Meanwhile, Galicia remained on the volatile fault line between Catholicism and Orthodoxy, and the Catholic Austrians gave no small trouble to the Orthodox Rusyns, as the Trans-Carpathian people were called.41 While the Poles always maintained a dialogue—albeit an uneven one—with the Russians, the Austrians viewed the Russian element with a cooler malice. The Russian Empire was gaining might, and the pull of a strong, Orthodox monarchy was growing among the Rusyns. Galicia contained a large population of non-Polish people who became polarized between those who considered themselves part of the Russian people—the Orthodox—and those who considered themselves Ukrainians, having a separate identity from Russia—mostly consisting of Uniates. Fearing a separatist uprising, Vienna began to systematically exploit this division, supporting the Ukrainophiles in every way. Thus, efforts were increased to drive the psychological wedge between Russians and Ukrainians even deeper, and Galicia became a stronghold of Ukrainian nationalism, as it is even today.

DATASET SECTION -
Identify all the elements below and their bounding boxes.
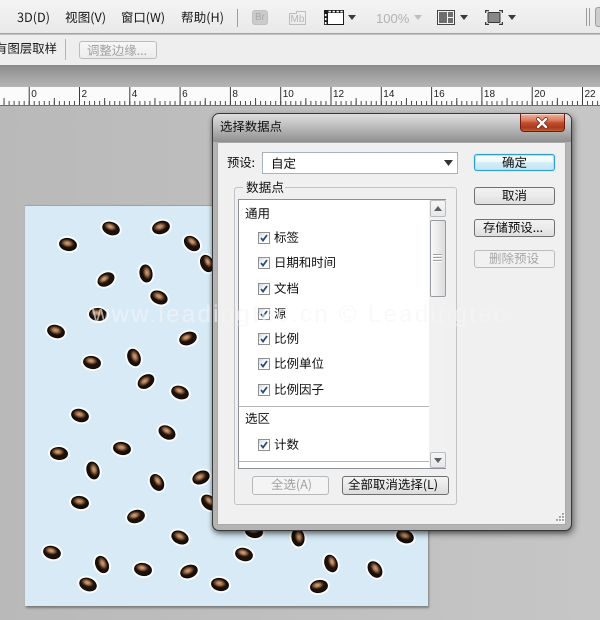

TASKS AND EXERCISES -
1. In one to three sentences, explain why Vienna backed the Ukrainophiles, according to the passage on Galicia.
2. Pick up the passage on Galicia after its last sentence and carry it on.
The listing is separate material and has no connection to the passage about Galicia.

ANSWERS -
1. Vienna feared a separatist uprising among Galicia's non-Polish population, which was feeling a growing pull toward the strong Orthodox Russian monarchy. To head this off, it exploited the split between people who saw themselves as Russian and those who saw themselves as Ukrainian, and it supported the Ukrainophiles in every way.

2.
Once an instrument of Polish domination, the Greek (ByzantineRite) Catholic Church now became an instrument of this rising Ukrainian nationalism. Austria also financed the publication of literature in the language used by Rusyns and Galicians, in order to cultivate a greater linguistic difference between Russian and Ukrainian. Rusyns were more and more called a special nation with their own unique history, and Russia was framed as an enslaver and occupier. These methods of social engineering continued up to the fall of the Austro-Hungarian Empire, but they have had a lasting effect on Galicia.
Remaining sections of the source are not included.